-- begin Records provided --

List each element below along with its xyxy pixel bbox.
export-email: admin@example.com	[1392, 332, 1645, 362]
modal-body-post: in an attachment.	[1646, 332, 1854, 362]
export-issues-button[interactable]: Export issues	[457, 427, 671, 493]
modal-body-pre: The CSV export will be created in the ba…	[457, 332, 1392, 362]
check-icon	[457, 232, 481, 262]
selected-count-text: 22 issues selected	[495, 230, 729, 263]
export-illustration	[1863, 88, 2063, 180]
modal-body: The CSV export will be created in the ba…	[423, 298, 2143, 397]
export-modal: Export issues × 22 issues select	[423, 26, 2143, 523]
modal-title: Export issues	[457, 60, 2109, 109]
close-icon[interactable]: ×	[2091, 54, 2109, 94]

-- end Records provided --

- Task description: Write out the entries above again, replacing "modal" with "dialog" everywhere it occurs and leaving all else unchanged.

- Final answer:
List each element below along with its xyxy pixel bbox.
export-email: admin@example.com	[1392, 332, 1645, 362]
dialog-body-post: in an attachment.	[1646, 332, 1854, 362]
export-issues-button[interactable]: Export issues	[457, 427, 671, 493]
dialog-body-pre: The CSV export will be created in the ba…	[457, 332, 1392, 362]
check-icon	[457, 232, 481, 262]
selected-count-text: 22 issues selected	[495, 230, 729, 263]
export-illustration	[1863, 88, 2063, 180]
dialog-body: The CSV export will be created in the ba…	[423, 298, 2143, 397]
export-dialog: Export issues × 22 issues select	[423, 26, 2143, 523]
dialog-title: Export issues	[457, 60, 2109, 109]
close-icon[interactable]: ×	[2091, 54, 2109, 94]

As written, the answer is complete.